GIVEN TASK ->
For each line that holds "color", copy the line out.

┌─ DATA

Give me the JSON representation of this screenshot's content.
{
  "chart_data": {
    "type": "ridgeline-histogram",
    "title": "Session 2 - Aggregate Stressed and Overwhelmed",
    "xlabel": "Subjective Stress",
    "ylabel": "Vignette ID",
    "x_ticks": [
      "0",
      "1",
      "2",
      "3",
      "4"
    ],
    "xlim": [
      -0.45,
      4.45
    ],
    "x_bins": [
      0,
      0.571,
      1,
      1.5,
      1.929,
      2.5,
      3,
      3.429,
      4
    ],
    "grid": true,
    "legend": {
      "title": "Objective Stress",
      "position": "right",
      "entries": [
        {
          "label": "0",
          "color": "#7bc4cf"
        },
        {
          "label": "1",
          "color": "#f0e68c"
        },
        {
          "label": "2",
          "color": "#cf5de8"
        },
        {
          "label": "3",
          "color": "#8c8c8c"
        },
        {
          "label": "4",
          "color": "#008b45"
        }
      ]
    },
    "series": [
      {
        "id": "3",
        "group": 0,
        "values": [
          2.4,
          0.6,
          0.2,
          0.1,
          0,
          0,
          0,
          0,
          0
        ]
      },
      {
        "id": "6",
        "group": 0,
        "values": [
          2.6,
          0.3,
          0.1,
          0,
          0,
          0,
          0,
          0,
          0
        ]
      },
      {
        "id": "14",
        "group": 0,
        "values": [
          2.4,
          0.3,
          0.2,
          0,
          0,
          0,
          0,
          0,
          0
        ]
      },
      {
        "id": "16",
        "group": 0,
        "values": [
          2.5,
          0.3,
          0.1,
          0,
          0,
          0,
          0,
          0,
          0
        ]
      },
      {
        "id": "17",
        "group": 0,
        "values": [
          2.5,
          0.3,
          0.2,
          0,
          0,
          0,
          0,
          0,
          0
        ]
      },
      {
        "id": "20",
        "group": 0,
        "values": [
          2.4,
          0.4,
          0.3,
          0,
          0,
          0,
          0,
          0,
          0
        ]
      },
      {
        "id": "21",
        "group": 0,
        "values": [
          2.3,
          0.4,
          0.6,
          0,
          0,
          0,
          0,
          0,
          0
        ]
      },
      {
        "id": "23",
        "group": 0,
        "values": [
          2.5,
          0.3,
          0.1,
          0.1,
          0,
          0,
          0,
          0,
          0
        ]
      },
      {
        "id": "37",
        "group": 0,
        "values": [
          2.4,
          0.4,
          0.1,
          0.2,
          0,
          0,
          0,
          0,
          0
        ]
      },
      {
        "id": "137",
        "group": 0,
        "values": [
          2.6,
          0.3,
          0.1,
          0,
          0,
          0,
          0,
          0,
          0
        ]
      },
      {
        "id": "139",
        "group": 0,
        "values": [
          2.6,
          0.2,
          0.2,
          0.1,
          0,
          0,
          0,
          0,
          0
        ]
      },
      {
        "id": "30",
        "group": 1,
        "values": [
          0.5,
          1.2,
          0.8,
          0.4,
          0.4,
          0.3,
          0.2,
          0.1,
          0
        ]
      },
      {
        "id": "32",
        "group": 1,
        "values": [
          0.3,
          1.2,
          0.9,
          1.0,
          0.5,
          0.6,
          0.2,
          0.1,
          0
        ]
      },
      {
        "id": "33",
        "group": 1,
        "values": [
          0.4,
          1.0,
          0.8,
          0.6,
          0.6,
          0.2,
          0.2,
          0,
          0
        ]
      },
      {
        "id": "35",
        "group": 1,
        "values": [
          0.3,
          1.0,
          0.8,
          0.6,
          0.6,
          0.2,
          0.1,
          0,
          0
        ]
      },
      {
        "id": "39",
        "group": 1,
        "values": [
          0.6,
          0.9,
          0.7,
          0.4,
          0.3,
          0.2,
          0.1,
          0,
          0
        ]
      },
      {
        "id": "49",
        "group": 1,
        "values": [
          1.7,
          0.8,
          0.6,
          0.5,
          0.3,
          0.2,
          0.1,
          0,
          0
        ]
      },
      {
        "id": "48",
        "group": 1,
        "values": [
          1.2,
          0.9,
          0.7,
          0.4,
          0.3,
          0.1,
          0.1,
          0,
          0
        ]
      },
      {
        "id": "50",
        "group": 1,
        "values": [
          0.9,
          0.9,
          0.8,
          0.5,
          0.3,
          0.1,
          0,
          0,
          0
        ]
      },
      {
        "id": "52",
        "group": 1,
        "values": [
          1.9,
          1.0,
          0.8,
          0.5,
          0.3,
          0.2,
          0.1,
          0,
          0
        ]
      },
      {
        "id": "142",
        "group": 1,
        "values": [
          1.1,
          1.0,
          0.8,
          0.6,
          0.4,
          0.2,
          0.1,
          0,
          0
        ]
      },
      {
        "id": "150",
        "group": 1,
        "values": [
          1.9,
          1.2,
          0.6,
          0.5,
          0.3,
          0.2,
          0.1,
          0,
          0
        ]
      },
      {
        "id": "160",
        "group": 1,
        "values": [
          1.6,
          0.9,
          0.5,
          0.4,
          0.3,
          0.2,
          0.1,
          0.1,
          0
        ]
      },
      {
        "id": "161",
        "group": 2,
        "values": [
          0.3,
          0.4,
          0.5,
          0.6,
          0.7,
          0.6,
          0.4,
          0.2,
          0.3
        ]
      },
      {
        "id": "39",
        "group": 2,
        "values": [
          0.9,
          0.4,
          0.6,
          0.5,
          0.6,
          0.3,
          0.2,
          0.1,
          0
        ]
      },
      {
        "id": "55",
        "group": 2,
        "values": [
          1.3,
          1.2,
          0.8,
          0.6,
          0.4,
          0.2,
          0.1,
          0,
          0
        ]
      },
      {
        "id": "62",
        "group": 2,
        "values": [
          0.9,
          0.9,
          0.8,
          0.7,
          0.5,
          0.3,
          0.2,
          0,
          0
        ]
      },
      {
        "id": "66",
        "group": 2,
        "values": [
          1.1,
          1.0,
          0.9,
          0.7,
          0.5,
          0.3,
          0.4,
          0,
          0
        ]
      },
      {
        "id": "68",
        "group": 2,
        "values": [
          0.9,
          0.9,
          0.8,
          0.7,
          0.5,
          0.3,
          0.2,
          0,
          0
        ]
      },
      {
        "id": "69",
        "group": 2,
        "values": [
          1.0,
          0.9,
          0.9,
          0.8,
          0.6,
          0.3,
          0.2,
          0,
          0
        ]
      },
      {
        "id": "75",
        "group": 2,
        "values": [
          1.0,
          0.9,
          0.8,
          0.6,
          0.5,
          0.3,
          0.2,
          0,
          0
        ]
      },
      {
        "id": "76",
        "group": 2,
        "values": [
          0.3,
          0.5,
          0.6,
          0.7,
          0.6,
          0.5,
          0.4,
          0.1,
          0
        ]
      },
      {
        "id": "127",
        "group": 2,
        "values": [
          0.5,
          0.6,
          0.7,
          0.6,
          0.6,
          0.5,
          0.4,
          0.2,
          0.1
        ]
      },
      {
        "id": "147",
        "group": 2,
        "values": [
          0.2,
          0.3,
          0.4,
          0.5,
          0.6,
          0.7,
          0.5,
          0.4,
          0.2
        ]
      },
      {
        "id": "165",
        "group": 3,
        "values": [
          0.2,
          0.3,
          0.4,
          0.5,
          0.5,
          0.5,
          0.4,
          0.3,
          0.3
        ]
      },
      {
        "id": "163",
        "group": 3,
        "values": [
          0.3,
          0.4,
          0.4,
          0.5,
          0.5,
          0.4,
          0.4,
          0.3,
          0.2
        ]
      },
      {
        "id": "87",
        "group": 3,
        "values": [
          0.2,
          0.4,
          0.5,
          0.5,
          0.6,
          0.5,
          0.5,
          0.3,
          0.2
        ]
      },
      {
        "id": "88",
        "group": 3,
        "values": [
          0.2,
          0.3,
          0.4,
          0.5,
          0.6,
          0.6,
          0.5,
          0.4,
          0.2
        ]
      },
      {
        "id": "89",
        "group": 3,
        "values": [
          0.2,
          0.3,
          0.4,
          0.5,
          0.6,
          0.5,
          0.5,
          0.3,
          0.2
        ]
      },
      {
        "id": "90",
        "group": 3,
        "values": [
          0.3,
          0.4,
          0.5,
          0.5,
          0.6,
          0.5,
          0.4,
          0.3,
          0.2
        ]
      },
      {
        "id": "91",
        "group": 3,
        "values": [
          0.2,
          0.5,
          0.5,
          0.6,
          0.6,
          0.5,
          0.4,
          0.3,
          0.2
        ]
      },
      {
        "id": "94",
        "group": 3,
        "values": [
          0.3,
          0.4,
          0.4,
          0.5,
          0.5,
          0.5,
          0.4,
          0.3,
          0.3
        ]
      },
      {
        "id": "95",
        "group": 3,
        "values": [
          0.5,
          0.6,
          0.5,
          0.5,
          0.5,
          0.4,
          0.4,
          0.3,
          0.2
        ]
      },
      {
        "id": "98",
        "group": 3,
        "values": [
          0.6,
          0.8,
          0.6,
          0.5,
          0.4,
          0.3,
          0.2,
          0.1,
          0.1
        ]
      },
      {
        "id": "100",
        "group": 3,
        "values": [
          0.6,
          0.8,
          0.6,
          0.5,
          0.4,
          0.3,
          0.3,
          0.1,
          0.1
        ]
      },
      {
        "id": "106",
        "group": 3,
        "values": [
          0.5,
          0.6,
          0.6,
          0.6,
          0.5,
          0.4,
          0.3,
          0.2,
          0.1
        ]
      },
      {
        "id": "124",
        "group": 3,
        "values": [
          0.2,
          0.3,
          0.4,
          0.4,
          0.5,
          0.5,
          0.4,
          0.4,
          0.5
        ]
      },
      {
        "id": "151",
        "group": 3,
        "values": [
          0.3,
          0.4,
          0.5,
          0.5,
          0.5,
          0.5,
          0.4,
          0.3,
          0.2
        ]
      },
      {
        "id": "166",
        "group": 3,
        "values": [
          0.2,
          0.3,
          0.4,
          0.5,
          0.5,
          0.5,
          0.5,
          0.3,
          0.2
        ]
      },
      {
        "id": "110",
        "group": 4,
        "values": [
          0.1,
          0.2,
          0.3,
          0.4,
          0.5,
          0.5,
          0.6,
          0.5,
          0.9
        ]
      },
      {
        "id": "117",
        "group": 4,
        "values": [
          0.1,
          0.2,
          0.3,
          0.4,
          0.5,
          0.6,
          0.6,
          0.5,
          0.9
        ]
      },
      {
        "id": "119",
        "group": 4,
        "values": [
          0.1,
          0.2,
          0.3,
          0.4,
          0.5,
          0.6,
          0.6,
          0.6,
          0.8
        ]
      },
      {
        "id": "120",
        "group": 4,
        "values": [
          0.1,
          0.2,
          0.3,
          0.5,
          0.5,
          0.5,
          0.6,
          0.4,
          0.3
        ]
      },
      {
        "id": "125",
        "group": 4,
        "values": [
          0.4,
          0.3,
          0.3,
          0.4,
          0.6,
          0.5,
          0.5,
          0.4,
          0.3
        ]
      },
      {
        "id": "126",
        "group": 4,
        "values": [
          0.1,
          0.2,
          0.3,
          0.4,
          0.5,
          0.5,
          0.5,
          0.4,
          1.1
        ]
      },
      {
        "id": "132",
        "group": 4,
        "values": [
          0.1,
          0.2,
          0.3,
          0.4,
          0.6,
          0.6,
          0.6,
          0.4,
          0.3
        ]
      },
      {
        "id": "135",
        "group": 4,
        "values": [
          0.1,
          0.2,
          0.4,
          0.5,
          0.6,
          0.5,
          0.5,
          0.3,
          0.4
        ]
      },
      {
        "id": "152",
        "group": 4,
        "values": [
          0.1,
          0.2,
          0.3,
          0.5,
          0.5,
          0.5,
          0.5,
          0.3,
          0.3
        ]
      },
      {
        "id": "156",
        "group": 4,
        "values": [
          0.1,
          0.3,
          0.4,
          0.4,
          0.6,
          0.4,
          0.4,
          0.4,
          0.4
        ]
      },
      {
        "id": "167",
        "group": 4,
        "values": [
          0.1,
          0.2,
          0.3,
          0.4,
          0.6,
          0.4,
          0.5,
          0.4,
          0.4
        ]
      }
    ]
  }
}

└─

RESPONSE TO THIS EXERCISE ->
          "color": "#7bc4cf"
          "color": "#f0e68c"
          "color": "#cf5de8"
          "color": "#8c8c8c"
          "color": "#008b45"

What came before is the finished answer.